### Stored rows
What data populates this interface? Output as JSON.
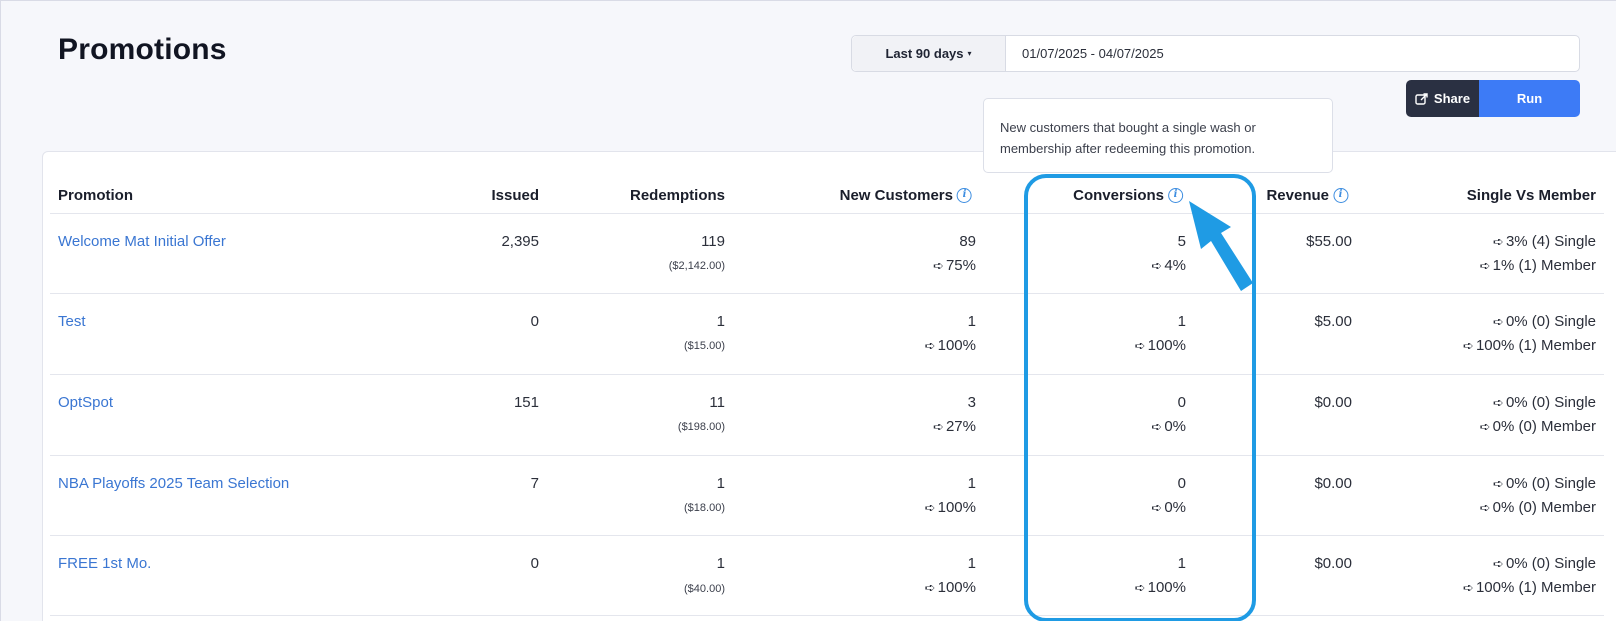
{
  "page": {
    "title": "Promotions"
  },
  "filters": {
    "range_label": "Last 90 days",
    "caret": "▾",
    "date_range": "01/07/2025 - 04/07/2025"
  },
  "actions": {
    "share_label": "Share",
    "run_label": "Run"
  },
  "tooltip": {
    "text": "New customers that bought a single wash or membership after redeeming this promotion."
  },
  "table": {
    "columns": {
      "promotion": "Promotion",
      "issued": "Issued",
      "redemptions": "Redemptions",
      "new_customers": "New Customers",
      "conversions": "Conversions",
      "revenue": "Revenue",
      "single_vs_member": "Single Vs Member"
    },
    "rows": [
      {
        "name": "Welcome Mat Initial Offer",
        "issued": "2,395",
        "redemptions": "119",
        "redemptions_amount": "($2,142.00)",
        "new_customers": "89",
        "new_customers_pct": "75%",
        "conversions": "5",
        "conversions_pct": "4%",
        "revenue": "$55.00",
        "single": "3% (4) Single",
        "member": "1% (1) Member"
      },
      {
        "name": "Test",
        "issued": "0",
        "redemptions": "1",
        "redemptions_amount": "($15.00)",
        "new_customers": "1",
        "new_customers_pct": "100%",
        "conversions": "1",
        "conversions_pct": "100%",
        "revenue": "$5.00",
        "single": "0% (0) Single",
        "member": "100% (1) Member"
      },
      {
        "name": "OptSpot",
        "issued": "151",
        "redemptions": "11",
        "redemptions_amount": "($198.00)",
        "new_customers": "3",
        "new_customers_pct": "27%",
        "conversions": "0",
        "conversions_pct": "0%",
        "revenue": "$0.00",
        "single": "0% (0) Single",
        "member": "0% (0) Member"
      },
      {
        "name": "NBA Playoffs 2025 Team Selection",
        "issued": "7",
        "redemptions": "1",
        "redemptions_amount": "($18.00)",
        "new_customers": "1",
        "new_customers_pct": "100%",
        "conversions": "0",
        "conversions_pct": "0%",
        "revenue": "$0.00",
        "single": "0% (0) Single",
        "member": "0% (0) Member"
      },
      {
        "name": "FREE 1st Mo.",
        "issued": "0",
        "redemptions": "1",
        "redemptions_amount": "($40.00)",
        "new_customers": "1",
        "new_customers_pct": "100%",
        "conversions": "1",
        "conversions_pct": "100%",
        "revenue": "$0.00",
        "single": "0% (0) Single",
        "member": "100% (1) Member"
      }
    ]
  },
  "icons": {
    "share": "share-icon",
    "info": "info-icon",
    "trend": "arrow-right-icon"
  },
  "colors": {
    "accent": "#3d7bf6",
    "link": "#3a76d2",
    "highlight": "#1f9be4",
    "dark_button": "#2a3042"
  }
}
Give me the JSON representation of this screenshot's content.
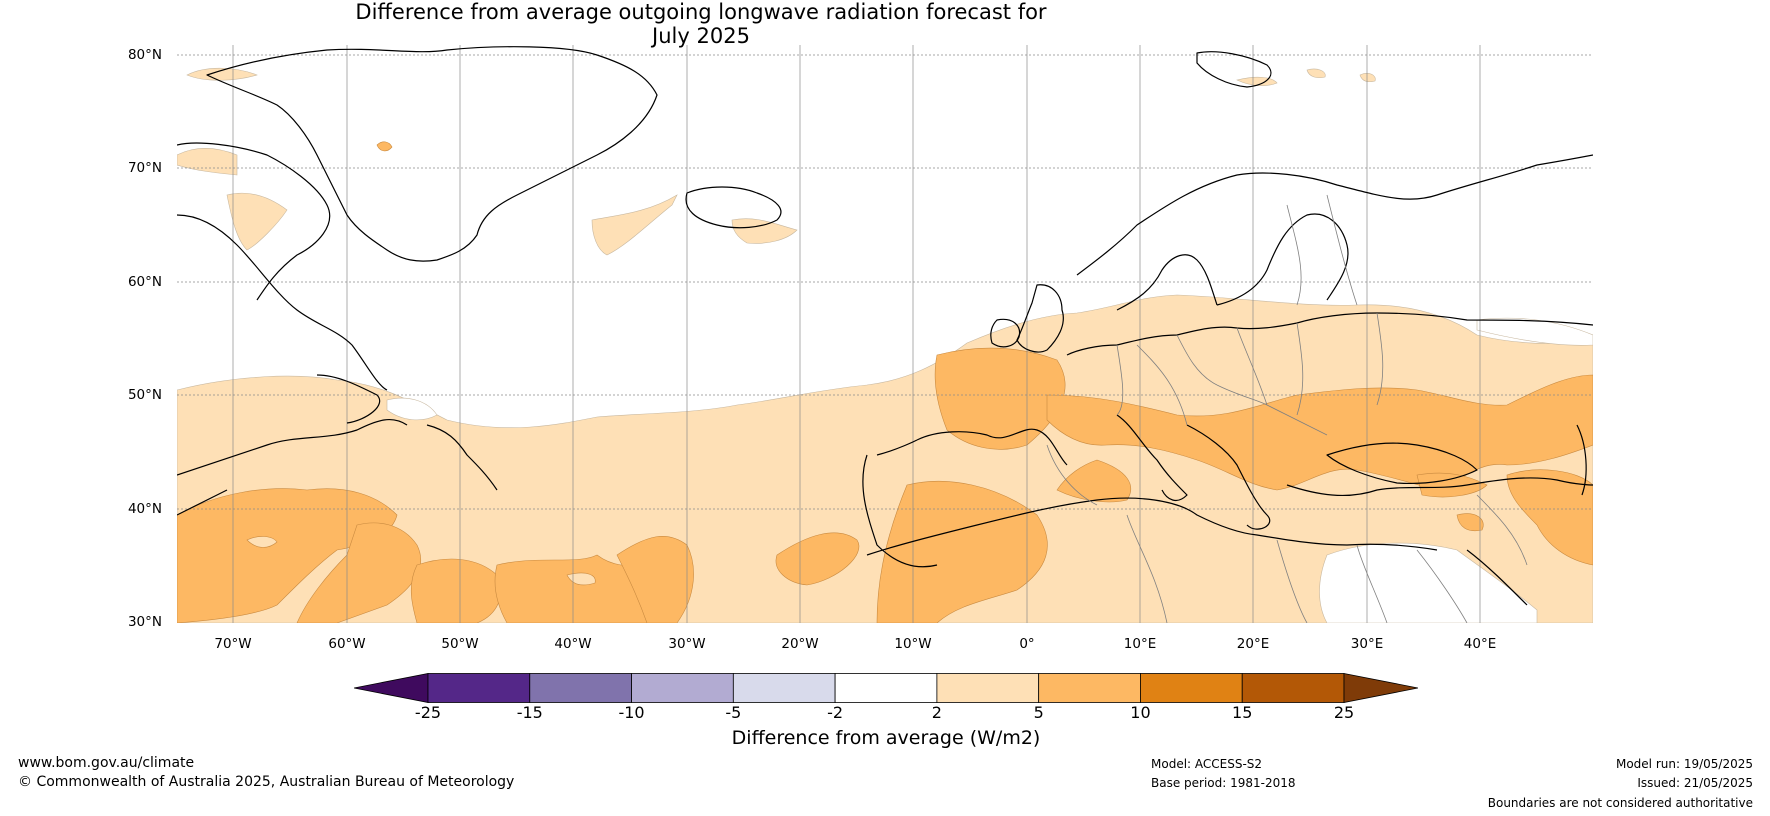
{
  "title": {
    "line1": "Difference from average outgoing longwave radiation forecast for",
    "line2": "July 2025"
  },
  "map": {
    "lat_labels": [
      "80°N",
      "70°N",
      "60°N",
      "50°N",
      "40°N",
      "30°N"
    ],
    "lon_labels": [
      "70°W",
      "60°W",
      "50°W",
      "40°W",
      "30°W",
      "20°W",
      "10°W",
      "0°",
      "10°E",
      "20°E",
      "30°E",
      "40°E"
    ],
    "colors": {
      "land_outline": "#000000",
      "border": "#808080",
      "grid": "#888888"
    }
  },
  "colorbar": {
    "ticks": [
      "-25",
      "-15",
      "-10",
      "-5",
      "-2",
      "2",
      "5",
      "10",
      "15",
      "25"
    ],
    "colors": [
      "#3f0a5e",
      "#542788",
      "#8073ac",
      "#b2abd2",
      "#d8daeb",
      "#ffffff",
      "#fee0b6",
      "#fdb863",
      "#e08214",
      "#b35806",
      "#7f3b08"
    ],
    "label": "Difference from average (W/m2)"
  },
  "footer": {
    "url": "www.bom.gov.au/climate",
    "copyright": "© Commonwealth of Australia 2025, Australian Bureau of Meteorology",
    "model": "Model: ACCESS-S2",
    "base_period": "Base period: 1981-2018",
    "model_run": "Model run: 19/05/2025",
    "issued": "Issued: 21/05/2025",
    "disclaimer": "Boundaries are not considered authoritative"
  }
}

---

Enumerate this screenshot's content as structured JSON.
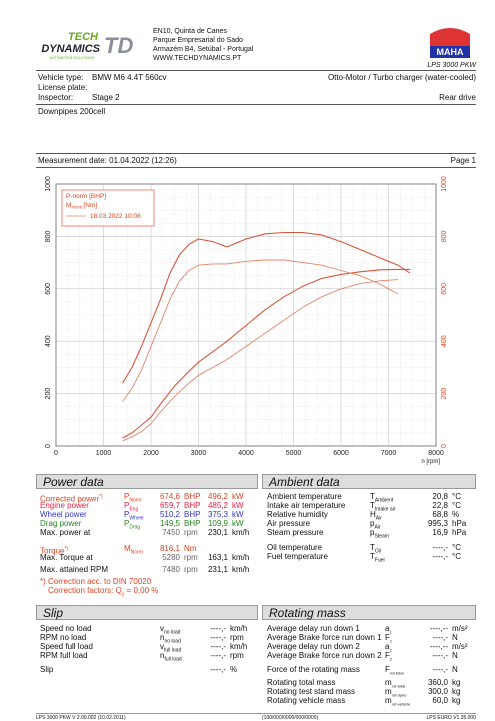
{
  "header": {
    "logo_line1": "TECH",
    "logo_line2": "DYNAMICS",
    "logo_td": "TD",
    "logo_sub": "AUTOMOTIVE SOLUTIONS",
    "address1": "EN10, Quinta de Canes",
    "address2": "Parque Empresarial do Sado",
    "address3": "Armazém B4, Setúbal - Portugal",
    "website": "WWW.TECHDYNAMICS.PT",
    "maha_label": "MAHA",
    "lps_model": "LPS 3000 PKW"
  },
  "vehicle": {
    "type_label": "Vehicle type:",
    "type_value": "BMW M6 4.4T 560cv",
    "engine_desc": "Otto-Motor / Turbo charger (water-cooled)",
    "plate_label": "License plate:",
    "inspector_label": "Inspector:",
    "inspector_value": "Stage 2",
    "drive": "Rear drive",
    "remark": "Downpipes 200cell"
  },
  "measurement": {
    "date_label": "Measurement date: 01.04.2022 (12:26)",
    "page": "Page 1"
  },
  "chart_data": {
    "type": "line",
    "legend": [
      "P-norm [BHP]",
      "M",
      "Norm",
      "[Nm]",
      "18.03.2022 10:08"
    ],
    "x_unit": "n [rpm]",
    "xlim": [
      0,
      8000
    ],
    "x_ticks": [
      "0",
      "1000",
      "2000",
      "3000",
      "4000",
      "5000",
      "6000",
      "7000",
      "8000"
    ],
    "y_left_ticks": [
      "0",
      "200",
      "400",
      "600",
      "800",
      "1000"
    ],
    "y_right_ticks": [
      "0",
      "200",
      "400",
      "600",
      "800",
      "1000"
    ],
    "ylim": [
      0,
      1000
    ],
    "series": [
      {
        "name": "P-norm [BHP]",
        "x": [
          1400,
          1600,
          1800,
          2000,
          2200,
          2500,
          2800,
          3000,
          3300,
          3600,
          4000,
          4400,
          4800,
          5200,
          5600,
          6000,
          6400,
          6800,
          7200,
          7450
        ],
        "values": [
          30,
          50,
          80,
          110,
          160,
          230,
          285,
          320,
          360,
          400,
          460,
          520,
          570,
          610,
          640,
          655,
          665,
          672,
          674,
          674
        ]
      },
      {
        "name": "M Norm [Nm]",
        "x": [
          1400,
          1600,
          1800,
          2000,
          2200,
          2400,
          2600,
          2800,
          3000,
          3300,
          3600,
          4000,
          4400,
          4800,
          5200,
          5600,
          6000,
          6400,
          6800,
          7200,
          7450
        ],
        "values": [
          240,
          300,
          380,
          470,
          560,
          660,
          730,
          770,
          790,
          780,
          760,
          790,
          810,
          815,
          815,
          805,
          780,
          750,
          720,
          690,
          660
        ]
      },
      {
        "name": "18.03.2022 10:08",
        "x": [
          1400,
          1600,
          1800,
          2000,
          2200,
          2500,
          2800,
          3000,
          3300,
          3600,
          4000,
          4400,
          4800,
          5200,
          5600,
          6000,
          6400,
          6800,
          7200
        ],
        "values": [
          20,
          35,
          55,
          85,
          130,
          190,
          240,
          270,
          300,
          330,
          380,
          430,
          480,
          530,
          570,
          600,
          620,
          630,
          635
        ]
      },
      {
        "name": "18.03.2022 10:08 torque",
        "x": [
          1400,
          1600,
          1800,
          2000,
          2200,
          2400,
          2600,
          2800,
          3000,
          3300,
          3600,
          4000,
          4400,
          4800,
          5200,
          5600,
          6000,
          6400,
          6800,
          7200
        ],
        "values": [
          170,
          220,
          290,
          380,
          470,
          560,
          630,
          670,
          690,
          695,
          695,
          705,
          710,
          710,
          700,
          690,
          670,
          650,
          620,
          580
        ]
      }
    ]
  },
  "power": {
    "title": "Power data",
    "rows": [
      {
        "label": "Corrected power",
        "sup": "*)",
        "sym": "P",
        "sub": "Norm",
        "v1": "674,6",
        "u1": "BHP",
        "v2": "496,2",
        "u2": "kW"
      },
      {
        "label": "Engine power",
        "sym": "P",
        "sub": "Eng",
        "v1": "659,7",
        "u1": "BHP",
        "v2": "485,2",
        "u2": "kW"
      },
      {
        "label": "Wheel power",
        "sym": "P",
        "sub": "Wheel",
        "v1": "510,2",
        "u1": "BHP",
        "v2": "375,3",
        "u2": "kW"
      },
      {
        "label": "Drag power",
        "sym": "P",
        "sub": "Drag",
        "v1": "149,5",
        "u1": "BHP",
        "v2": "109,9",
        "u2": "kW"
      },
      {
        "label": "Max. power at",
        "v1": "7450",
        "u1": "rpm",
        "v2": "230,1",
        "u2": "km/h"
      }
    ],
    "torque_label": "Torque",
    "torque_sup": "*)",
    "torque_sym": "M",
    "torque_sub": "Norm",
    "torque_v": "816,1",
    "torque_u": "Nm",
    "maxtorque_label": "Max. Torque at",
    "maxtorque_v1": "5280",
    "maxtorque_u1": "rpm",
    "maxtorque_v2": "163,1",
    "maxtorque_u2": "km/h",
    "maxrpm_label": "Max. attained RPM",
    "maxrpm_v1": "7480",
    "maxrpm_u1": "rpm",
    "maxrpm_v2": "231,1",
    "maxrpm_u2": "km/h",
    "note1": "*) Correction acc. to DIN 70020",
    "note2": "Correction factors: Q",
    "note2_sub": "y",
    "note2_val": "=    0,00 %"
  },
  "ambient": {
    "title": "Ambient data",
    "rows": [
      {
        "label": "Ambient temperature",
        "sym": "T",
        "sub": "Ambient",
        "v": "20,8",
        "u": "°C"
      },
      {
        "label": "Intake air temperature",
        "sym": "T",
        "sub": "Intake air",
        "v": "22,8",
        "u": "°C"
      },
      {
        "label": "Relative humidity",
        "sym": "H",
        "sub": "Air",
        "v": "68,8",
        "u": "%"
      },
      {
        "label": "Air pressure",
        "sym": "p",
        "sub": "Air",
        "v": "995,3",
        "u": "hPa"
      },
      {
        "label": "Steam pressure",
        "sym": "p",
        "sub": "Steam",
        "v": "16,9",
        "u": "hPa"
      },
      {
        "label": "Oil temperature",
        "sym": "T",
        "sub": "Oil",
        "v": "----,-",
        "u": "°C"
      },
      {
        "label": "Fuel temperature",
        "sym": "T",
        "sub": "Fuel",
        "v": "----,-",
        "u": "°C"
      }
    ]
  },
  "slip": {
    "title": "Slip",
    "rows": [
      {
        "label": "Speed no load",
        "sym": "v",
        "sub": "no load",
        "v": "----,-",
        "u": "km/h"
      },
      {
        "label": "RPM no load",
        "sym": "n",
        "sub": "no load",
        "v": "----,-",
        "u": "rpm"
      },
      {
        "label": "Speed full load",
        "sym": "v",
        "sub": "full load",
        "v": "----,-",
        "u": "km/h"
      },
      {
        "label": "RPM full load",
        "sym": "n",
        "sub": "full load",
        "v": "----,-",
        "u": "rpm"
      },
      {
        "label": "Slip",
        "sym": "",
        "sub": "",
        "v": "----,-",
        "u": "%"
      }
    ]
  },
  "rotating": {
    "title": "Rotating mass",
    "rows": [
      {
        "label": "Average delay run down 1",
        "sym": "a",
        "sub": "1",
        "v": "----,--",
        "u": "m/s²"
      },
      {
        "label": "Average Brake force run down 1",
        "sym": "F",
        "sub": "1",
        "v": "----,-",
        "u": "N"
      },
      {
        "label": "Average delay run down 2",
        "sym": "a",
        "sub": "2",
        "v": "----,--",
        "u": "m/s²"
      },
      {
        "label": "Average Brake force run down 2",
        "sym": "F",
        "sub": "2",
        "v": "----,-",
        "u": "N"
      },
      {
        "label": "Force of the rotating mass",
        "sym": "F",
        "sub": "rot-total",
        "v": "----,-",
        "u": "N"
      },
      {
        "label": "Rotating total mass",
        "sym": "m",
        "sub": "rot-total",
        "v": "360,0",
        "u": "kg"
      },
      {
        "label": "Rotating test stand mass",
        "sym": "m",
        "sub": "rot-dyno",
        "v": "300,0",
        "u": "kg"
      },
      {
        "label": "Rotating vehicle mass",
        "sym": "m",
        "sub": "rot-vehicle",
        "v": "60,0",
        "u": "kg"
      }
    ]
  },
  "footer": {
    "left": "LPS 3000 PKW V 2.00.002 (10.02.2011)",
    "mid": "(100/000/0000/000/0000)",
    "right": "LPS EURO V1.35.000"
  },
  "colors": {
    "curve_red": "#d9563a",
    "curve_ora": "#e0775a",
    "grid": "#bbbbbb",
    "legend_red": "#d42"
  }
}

### Your instructions
Work through the data and report how many of its lines hold the word "pressure", giving only the figure.

### Written answer
2